Your goal: Extract the lines that hold the string "system".

Extracted information:
--- START ---
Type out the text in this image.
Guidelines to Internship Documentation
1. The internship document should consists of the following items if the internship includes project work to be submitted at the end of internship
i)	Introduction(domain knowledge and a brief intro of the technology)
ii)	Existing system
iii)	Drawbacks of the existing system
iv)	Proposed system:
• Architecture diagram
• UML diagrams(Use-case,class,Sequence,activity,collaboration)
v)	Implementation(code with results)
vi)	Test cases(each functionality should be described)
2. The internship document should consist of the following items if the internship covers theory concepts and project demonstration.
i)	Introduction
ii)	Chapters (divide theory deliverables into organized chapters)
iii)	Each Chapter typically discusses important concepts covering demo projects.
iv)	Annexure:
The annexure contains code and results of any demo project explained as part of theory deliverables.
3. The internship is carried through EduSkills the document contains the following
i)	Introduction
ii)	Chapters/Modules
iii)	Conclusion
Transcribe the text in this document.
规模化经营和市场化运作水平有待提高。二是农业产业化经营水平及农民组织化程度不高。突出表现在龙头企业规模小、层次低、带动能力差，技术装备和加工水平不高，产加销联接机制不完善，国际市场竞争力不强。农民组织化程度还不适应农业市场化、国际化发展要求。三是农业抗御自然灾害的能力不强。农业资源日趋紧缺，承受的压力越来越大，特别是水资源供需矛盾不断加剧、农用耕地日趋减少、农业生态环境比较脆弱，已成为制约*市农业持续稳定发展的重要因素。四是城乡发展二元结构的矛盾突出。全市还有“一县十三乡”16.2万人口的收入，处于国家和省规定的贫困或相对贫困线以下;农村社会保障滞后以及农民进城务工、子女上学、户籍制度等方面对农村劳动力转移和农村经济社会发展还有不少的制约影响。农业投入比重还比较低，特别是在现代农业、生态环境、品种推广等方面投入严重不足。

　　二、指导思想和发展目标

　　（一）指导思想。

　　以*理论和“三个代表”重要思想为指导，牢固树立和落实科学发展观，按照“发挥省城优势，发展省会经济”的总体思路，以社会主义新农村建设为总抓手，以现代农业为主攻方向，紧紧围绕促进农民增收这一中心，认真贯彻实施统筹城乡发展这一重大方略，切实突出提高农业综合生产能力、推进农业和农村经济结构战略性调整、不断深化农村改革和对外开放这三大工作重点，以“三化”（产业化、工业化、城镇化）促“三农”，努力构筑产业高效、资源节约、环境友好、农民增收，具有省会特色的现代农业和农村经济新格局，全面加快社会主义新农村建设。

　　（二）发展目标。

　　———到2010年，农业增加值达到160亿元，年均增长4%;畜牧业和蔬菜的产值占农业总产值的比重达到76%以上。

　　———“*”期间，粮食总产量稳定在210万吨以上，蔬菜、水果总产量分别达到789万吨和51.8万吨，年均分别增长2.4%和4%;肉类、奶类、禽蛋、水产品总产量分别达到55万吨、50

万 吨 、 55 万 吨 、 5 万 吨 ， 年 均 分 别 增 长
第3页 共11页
--- END ---
Reply:
ii)	Existing system
iii)	Drawbacks of the existing system
iv)	Proposed system:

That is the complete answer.